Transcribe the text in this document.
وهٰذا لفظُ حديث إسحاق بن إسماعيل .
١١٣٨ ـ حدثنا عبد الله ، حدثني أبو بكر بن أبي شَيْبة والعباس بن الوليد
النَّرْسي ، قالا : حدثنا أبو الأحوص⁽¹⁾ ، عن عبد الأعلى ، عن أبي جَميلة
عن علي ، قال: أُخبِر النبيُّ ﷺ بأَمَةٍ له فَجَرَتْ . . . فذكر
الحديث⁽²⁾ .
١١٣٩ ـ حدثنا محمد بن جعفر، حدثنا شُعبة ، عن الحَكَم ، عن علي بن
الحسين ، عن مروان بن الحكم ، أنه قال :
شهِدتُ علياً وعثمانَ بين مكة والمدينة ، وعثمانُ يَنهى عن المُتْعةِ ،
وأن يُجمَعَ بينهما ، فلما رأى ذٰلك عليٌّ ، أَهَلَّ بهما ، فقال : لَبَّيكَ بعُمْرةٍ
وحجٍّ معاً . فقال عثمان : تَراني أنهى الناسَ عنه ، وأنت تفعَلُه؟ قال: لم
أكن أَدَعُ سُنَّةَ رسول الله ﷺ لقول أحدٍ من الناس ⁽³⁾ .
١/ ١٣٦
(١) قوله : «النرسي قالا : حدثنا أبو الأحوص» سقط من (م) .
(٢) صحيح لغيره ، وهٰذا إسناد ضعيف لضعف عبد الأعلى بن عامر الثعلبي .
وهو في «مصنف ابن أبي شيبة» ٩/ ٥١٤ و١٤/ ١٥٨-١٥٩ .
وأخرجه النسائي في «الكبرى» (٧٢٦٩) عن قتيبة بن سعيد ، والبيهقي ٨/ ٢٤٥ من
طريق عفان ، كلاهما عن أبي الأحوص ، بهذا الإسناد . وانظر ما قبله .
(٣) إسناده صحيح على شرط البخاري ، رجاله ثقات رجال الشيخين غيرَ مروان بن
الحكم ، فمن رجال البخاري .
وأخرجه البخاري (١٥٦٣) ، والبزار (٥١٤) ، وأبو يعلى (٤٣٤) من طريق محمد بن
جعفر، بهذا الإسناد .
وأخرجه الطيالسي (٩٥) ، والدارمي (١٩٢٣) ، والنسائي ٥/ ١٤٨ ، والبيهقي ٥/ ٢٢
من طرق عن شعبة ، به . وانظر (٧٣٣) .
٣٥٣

__Given request__
Show every line in the records above that contains the word "صحيح".

__Answer__
(٢) صحيح لغيره ، وهٰذا إسناد ضعيف لضعف عبد الأعلى بن عامر الثعلبي .
(٣) إسناده صحيح على شرط البخاري ، رجاله ثقات رجال الشيخين غيرَ مروان بن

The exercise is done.